---------- RAW DATA ----------
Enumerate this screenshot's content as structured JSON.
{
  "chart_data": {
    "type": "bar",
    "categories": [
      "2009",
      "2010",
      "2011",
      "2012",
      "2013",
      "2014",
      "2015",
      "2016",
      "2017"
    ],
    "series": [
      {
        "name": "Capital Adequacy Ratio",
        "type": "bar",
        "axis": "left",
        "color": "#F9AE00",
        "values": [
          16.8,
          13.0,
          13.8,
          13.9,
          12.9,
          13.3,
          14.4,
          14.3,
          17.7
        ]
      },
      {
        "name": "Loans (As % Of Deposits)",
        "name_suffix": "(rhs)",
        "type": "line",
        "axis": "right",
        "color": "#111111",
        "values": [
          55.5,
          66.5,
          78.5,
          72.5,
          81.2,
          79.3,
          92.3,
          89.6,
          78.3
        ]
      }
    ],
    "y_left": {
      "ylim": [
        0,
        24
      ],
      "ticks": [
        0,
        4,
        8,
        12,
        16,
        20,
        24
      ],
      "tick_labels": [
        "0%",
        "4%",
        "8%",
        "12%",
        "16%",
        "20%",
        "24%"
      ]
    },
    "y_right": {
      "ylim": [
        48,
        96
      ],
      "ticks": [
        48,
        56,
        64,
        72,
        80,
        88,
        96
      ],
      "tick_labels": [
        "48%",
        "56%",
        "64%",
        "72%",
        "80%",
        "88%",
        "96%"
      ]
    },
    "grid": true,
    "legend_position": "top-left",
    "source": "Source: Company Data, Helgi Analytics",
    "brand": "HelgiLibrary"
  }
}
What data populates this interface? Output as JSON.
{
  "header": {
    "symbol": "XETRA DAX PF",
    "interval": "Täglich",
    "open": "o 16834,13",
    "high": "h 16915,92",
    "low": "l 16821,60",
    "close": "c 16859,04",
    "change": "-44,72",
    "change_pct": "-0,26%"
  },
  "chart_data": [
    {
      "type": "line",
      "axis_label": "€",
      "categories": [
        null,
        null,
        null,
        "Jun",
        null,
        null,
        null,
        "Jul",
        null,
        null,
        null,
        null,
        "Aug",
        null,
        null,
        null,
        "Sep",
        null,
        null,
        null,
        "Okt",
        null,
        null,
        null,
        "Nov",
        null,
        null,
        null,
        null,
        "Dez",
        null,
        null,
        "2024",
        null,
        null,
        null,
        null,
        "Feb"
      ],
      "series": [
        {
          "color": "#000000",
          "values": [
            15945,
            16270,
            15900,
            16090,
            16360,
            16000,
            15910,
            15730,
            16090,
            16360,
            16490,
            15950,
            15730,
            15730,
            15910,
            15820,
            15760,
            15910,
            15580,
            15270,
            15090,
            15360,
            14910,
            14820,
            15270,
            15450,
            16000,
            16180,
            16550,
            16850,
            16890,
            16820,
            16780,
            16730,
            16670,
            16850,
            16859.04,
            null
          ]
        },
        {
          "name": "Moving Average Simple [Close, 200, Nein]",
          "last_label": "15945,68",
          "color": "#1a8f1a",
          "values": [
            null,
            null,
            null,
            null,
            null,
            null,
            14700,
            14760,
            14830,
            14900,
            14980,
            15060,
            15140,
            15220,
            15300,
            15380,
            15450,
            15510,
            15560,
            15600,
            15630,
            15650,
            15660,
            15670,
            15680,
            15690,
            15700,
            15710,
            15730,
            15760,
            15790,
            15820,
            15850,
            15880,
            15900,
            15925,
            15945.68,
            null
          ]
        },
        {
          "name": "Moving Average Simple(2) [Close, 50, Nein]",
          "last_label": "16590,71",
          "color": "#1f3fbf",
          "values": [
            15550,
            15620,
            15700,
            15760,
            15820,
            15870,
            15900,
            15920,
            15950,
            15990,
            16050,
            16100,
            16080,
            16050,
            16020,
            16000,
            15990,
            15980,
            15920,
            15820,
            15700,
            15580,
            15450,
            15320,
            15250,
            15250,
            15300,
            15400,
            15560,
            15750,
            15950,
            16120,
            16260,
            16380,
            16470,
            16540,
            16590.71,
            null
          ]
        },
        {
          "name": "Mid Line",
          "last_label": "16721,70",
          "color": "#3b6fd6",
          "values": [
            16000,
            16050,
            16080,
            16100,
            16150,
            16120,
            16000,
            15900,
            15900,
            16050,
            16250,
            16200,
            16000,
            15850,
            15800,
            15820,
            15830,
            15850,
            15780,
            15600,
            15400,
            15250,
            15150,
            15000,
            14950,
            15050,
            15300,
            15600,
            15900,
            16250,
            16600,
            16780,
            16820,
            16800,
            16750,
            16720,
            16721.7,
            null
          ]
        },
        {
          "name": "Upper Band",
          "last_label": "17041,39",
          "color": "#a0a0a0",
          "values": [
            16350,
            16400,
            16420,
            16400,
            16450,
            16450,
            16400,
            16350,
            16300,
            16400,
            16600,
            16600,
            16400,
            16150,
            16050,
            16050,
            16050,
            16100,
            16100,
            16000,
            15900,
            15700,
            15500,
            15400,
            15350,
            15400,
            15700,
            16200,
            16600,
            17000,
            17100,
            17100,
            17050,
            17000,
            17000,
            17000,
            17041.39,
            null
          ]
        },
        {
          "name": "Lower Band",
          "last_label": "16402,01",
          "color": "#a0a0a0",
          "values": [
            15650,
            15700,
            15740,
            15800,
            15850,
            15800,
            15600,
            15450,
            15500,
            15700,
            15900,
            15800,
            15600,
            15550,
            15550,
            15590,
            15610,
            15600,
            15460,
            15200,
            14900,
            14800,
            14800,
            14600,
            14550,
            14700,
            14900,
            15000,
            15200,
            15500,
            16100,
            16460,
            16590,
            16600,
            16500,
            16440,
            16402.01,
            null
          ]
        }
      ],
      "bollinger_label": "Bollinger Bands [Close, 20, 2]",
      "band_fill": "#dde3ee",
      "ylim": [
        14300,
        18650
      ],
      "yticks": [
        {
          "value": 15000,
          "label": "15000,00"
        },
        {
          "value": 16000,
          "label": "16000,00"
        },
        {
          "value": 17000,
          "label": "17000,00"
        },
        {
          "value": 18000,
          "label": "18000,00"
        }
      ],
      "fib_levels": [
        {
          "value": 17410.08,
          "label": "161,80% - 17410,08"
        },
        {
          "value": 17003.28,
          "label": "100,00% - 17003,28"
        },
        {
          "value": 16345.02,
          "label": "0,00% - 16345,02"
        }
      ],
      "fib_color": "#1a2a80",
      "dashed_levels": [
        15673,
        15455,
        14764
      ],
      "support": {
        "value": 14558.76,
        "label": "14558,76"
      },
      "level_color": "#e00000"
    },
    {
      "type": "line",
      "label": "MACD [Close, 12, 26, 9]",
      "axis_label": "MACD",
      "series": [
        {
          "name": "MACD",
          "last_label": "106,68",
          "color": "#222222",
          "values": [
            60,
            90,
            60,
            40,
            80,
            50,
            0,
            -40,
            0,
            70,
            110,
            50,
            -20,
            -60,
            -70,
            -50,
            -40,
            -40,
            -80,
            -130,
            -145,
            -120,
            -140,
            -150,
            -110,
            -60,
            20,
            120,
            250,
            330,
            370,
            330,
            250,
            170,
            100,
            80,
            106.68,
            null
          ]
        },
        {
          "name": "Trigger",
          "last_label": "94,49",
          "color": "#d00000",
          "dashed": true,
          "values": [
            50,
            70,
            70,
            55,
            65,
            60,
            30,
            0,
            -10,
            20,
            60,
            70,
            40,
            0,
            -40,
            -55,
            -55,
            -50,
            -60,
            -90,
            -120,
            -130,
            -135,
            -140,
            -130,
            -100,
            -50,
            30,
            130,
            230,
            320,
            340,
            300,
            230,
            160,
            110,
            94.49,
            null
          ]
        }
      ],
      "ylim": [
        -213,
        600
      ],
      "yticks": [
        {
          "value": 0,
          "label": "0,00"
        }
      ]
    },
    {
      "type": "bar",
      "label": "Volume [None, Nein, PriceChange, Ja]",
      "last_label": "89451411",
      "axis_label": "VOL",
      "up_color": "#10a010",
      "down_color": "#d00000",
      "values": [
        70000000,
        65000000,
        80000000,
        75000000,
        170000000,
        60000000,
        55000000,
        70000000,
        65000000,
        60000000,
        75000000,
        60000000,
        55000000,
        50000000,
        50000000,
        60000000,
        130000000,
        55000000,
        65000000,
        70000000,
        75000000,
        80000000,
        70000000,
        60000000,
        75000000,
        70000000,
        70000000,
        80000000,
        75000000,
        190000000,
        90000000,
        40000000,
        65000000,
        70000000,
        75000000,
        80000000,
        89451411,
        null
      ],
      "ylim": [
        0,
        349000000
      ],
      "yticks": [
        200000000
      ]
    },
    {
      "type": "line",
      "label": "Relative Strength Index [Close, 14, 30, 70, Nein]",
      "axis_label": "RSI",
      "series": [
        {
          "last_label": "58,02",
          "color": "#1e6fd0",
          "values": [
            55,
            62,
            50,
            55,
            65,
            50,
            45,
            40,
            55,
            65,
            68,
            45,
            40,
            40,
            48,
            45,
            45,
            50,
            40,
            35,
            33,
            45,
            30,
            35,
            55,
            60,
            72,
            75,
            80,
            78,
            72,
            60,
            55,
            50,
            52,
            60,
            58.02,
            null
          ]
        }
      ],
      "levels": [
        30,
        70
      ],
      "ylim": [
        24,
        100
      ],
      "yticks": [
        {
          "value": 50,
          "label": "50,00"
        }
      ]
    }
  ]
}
----------
§ TASK
Pick out all the lines with the word "JSON" in them and copy them.

§ REPLY TO THE EXERCISE
Enumerate this screenshot's content as structured JSON.
What data populates this interface? Output as JSON.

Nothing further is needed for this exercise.